» Work required: Write out each line in which the string "fabrication" is present.

» Records provided:

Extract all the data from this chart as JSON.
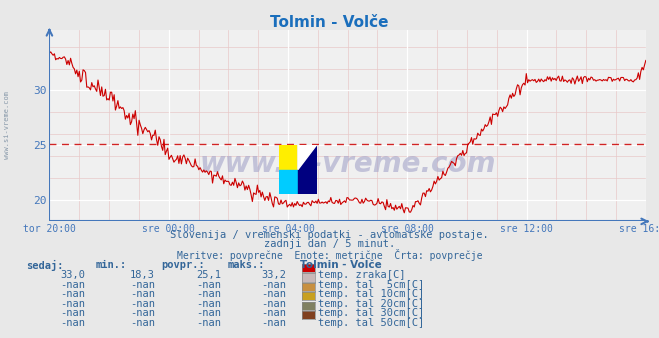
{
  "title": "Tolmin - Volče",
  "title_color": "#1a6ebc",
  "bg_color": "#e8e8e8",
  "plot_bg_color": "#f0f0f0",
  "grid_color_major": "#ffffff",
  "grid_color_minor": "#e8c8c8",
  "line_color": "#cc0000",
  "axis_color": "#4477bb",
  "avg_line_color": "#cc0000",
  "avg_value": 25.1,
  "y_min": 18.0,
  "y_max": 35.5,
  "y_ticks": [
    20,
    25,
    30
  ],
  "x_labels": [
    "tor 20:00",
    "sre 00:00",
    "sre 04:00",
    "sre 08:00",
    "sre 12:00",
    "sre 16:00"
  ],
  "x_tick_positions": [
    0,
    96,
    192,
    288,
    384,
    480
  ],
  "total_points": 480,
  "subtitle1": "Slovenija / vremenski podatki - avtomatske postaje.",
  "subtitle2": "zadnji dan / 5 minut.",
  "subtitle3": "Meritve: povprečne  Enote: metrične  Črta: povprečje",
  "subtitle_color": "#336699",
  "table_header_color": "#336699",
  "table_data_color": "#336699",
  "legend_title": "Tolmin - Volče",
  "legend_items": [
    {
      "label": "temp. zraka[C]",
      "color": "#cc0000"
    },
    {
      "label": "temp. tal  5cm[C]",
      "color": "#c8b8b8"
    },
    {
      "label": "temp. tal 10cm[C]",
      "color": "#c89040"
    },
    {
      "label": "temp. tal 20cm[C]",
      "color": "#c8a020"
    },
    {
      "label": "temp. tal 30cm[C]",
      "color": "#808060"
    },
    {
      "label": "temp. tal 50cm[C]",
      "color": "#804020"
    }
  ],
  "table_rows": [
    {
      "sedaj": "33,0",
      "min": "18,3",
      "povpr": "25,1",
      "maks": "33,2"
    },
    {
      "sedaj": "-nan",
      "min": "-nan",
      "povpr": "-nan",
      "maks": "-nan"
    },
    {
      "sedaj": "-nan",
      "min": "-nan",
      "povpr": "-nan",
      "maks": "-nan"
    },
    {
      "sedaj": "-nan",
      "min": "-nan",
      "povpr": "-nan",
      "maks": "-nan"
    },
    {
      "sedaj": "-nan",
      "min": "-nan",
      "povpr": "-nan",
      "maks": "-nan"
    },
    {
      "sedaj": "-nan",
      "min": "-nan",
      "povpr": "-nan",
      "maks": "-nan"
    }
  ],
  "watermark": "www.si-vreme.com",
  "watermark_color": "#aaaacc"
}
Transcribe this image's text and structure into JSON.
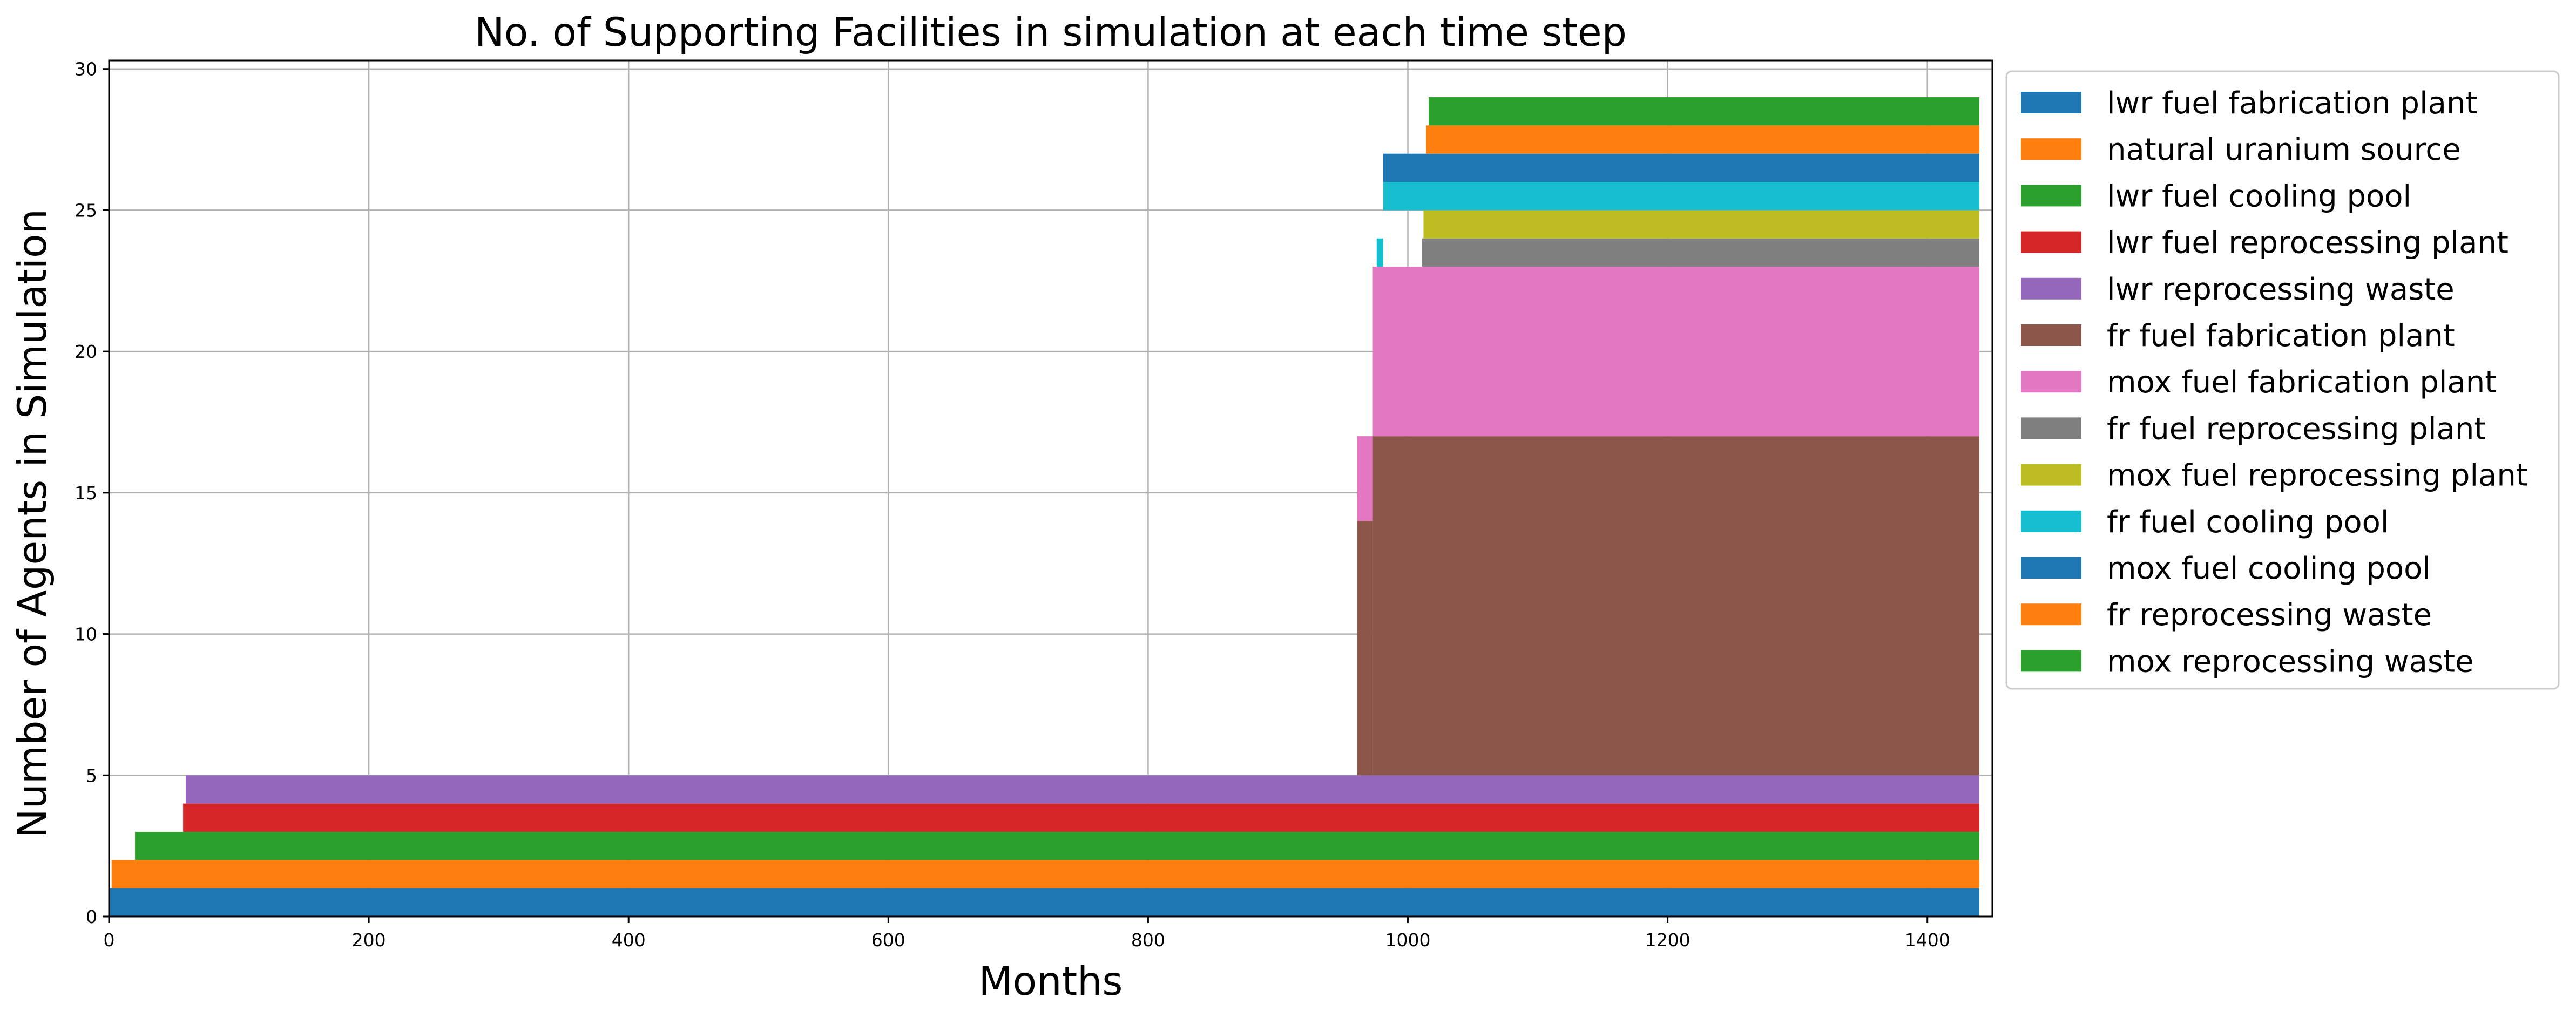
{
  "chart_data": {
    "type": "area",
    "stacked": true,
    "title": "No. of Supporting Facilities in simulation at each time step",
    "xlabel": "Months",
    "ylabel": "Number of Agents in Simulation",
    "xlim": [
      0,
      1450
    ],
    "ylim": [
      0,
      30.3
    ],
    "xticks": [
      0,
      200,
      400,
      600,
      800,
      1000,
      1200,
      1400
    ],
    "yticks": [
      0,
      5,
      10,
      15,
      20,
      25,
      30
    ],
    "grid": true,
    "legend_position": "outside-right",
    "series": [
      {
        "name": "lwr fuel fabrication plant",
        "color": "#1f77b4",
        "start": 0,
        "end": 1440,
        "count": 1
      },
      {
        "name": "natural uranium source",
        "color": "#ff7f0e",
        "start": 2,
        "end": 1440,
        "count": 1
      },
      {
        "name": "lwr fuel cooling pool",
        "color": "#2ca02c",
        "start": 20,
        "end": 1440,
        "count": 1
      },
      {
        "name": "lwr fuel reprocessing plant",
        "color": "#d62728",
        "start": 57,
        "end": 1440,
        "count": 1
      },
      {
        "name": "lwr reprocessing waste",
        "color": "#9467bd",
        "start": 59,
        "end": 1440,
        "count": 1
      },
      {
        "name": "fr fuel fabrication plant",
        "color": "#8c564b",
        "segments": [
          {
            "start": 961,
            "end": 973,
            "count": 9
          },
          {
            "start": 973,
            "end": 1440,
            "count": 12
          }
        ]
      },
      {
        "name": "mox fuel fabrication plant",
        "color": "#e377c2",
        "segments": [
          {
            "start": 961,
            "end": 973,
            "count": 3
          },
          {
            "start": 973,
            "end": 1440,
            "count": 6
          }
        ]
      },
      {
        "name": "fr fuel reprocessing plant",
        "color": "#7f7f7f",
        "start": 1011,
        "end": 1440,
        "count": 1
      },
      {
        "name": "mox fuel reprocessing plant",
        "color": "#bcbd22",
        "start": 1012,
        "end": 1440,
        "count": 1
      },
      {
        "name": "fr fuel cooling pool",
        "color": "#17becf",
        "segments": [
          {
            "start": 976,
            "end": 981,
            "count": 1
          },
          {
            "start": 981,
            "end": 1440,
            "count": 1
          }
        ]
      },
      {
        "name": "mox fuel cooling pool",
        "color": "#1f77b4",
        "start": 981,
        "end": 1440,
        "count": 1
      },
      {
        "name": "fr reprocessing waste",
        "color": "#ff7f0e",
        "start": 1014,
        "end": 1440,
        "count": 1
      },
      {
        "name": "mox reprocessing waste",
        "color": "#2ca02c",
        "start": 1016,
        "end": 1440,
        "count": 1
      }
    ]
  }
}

» Written answer:
        "name": "lwr fuel fabrication plant",
        "name": "fr fuel fabrication plant",
        "name": "mox fuel fabrication plant",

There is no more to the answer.